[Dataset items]

-- begin --

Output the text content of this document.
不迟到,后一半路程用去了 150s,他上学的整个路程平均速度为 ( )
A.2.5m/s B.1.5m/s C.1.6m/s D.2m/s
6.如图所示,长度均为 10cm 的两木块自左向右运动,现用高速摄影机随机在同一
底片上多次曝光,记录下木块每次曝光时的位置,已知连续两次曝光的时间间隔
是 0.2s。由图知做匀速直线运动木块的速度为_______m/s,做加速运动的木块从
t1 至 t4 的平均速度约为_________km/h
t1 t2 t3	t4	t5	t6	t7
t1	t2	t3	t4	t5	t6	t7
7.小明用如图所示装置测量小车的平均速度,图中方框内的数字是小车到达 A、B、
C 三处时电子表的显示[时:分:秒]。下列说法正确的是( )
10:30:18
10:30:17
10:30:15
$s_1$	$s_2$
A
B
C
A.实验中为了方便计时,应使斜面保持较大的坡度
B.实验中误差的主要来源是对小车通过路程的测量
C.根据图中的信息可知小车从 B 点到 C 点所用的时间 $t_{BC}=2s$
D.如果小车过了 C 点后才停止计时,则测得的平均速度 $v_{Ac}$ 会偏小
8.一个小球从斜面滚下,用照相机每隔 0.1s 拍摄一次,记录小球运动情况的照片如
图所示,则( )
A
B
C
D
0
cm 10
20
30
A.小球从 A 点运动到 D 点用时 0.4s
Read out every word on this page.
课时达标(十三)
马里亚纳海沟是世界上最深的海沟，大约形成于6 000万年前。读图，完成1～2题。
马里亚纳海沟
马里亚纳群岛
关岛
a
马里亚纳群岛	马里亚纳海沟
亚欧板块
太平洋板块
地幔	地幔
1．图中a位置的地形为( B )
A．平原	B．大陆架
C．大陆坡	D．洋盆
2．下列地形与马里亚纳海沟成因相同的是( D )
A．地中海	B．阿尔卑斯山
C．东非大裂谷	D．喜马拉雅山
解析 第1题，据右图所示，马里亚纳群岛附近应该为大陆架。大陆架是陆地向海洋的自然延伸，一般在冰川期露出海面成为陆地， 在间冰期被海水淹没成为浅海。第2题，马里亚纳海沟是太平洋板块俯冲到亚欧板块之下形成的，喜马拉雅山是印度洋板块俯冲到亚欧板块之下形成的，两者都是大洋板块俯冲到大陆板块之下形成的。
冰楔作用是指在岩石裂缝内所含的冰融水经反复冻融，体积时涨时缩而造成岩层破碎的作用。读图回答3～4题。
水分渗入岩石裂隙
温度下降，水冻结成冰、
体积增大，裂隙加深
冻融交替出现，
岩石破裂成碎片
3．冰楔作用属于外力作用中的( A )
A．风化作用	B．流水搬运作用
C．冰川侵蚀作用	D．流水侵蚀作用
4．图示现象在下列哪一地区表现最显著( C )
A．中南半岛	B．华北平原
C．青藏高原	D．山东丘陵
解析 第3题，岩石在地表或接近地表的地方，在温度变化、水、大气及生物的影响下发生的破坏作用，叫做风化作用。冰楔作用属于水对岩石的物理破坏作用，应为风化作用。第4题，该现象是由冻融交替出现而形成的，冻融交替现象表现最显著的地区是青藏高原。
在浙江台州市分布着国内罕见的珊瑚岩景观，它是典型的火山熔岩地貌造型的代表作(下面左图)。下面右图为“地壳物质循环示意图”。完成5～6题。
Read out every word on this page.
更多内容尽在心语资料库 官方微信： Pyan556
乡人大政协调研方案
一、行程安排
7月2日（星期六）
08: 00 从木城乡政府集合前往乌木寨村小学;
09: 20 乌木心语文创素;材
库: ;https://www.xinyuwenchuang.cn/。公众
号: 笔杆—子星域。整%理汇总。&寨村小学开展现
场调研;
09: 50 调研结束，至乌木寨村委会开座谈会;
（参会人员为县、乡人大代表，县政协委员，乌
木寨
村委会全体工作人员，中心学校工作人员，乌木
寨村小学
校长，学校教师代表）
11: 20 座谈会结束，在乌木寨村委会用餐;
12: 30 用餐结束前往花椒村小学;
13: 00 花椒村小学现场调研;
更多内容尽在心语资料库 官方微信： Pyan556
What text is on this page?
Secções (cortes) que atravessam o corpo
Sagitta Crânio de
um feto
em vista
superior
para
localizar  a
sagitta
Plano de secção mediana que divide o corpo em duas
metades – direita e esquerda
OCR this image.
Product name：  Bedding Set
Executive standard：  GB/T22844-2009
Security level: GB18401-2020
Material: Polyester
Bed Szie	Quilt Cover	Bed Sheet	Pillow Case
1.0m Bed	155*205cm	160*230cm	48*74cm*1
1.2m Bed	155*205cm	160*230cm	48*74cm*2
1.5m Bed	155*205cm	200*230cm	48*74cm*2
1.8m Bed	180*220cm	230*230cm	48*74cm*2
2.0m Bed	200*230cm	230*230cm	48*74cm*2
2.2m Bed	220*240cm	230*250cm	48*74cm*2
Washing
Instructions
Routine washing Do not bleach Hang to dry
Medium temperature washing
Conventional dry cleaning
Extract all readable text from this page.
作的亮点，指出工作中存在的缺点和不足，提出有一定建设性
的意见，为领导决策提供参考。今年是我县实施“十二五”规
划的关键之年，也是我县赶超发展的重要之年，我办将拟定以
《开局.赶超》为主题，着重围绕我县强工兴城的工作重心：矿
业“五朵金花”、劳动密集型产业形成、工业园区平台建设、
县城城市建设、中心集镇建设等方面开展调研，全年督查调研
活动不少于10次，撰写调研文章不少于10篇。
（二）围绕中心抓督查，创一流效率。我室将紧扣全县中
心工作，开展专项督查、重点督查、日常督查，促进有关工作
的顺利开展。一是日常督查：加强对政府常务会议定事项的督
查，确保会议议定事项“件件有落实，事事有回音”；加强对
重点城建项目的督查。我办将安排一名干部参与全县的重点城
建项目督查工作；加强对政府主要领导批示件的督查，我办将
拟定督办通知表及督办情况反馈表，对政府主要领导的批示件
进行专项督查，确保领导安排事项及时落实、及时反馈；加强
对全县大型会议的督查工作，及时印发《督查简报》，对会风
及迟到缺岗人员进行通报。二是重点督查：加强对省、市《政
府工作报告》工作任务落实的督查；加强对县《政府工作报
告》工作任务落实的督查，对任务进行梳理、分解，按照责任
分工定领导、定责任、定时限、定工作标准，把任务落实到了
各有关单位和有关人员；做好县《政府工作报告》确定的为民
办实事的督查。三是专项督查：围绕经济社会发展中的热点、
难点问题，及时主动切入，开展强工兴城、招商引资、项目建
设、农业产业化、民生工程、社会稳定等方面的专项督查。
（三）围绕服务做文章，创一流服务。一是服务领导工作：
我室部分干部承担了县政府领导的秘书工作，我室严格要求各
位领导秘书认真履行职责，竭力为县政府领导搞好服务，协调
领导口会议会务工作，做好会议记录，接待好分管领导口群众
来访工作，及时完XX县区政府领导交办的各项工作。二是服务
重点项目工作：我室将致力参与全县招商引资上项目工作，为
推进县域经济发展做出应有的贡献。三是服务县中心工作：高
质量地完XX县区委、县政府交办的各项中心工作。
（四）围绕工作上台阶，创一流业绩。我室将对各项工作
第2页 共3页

-- end --

▶ [TASK STATEMENT]:
Copy all the lines, exactly.

▶ [RESULT OF THE EXERCISE]:
Output the text content of this document.
不迟到,后一半路程用去了 150s,他上学的整个路程平均速度为 ( )
A.2.5m/s B.1.5m/s C.1.6m/s D.2m/s
6.如图所示,长度均为 10cm 的两木块自左向右运动,现用高速摄影机随机在同一
底片上多次曝光,记录下木块每次曝光时的位置,已知连续两次曝光的时间间隔
是 0.2s。由图知做匀速直线运动木块的速度为_______m/s,做加速运动的木块从
t1 至 t4 的平均速度约为_________km/h
t1 t2 t3	t4	t5	t6	t7
t1	t2	t3	t4	t5	t6	t7
7.小明用如图所示装置测量小车的平均速度,图中方框内的数字是小车到达 A、B、
C 三处时电子表的显示[时:分:秒]。下列说法正确的是( )
10:30:18
10:30:17
10:30:15
$s_1$	$s_2$
A
B
C
A.实验中为了方便计时,应使斜面保持较大的坡度
B.实验中误差的主要来源是对小车通过路程的测量
C.根据图中的信息可知小车从 B 点到 C 点所用的时间 $t_{BC}=2s$
D.如果小车过了 C 点后才停止计时,则测得的平均速度 $v_{Ac}$ 会偏小
8.一个小球从斜面滚下,用照相机每隔 0.1s 拍摄一次,记录小球运动情况的照片如
图所示,则( )
A
B
C
D
0
cm 10
20
30
A.小球从 A 点运动到 D 点用时 0.4s
Read out every word on this page.
课时达标(十三)
马里亚纳海沟是世界上最深的海沟，大约形成于6 000万年前。读图，完成1～2题。
马里亚纳海沟
马里亚纳群岛
关岛
a
马里亚纳群岛	马里亚纳海沟
亚欧板块
太平洋板块
地幔	地幔
1．图中a位置的地形为( B )
A．平原	B．大陆架
C．大陆坡	D．洋盆
2．下列地形与马里亚纳海沟成因相同的是( D )
A．地中海	B．阿尔卑斯山
C．东非大裂谷	D．喜马拉雅山
解析 第1题，据右图所示，马里亚纳群岛附近应该为大陆架。大陆架是陆地向海洋的自然延伸，一般在冰川期露出海面成为陆地， 在间冰期被海水淹没成为浅海。第2题，马里亚纳海沟是太平洋板块俯冲到亚欧板块之下形成的，喜马拉雅山是印度洋板块俯冲到亚欧板块之下形成的，两者都是大洋板块俯冲到大陆板块之下形成的。
冰楔作用是指在岩石裂缝内所含的冰融水经反复冻融，体积时涨时缩而造成岩层破碎的作用。读图回答3～4题。
水分渗入岩石裂隙
温度下降，水冻结成冰、
体积增大，裂隙加深
冻融交替出现，
岩石破裂成碎片
3．冰楔作用属于外力作用中的( A )
A．风化作用	B．流水搬运作用
C．冰川侵蚀作用	D．流水侵蚀作用
4．图示现象在下列哪一地区表现最显著( C )
A．中南半岛	B．华北平原
C．青藏高原	D．山东丘陵
解析 第3题，岩石在地表或接近地表的地方，在温度变化、水、大气及生物的影响下发生的破坏作用，叫做风化作用。冰楔作用属于水对岩石的物理破坏作用，应为风化作用。第4题，该现象是由冻融交替出现而形成的，冻融交替现象表现最显著的地区是青藏高原。
在浙江台州市分布着国内罕见的珊瑚岩景观，它是典型的火山熔岩地貌造型的代表作(下面左图)。下面右图为“地壳物质循环示意图”。完成5～6题。
Read out every word on this page.
更多内容尽在心语资料库 官方微信： Pyan556
乡人大政协调研方案
一、行程安排
7月2日（星期六）
08: 00 从木城乡政府集合前往乌木寨村小学;
09: 20 乌木心语文创素;材
库: ;https://www.xinyuwenchuang.cn/。公众
号: 笔杆—子星域。整%理汇总。&寨村小学开展现
场调研;
09: 50 调研结束，至乌木寨村委会开座谈会;
（参会人员为县、乡人大代表，县政协委员，乌
木寨
村委会全体工作人员，中心学校工作人员，乌木
寨村小学
校长，学校教师代表）
11: 20 座谈会结束，在乌木寨村委会用餐;
12: 30 用餐结束前往花椒村小学;
13: 00 花椒村小学现场调研;
更多内容尽在心语资料库 官方微信： Pyan556
What text is on this page?
Secções (cortes) que atravessam o corpo
Sagitta Crânio de
um feto
em vista
superior
para
localizar  a
sagitta
Plano de secção mediana que divide o corpo em duas
metades – direita e esquerda
OCR this image.
Product name：  Bedding Set
Executive standard：  GB/T22844-2009
Security level: GB18401-2020
Material: Polyester
Bed Szie	Quilt Cover	Bed Sheet	Pillow Case
1.0m Bed	155*205cm	160*230cm	48*74cm*1
1.2m Bed	155*205cm	160*230cm	48*74cm*2
1.5m Bed	155*205cm	200*230cm	48*74cm*2
1.8m Bed	180*220cm	230*230cm	48*74cm*2
2.0m Bed	200*230cm	230*230cm	48*74cm*2
2.2m Bed	220*240cm	230*250cm	48*74cm*2
Washing
Instructions
Routine washing Do not bleach Hang to dry
Medium temperature washing
Conventional dry cleaning
Extract all readable text from this page.
作的亮点，指出工作中存在的缺点和不足，提出有一定建设性
的意见，为领导决策提供参考。今年是我县实施“十二五”规
划的关键之年，也是我县赶超发展的重要之年，我办将拟定以
《开局.赶超》为主题，着重围绕我县强工兴城的工作重心：矿
业“五朵金花”、劳动密集型产业形成、工业园区平台建设、
县城城市建设、中心集镇建设等方面开展调研，全年督查调研
活动不少于10次，撰写调研文章不少于10篇。
（二）围绕中心抓督查，创一流效率。我室将紧扣全县中
心工作，开展专项督查、重点督查、日常督查，促进有关工作
的顺利开展。一是日常督查：加强对政府常务会议定事项的督
查，确保会议议定事项“件件有落实，事事有回音”；加强对
重点城建项目的督查。我办将安排一名干部参与全县的重点城
建项目督查工作；加强对政府主要领导批示件的督查，我办将
拟定督办通知表及督办情况反馈表，对政府主要领导的批示件
进行专项督查，确保领导安排事项及时落实、及时反馈；加强
对全县大型会议的督查工作，及时印发《督查简报》，对会风
及迟到缺岗人员进行通报。二是重点督查：加强对省、市《政
府工作报告》工作任务落实的督查；加强对县《政府工作报
告》工作任务落实的督查，对任务进行梳理、分解，按照责任
分工定领导、定责任、定时限、定工作标准，把任务落实到了
各有关单位和有关人员；做好县《政府工作报告》确定的为民
办实事的督查。三是专项督查：围绕经济社会发展中的热点、
难点问题，及时主动切入，开展强工兴城、招商引资、项目建
设、农业产业化、民生工程、社会稳定等方面的专项督查。
（三）围绕服务做文章，创一流服务。一是服务领导工作：
我室部分干部承担了县政府领导的秘书工作，我室严格要求各
位领导秘书认真履行职责，竭力为县政府领导搞好服务，协调
领导口会议会务工作，做好会议记录，接待好分管领导口群众
来访工作，及时完XX县区政府领导交办的各项工作。二是服务
重点项目工作：我室将致力参与全县招商引资上项目工作，为
推进县域经济发展做出应有的贡献。三是服务县中心工作：高
质量地完XX县区委、县政府交办的各项中心工作。
（四）围绕工作上台阶，创一流业绩。我室将对各项工作
第2页 共3页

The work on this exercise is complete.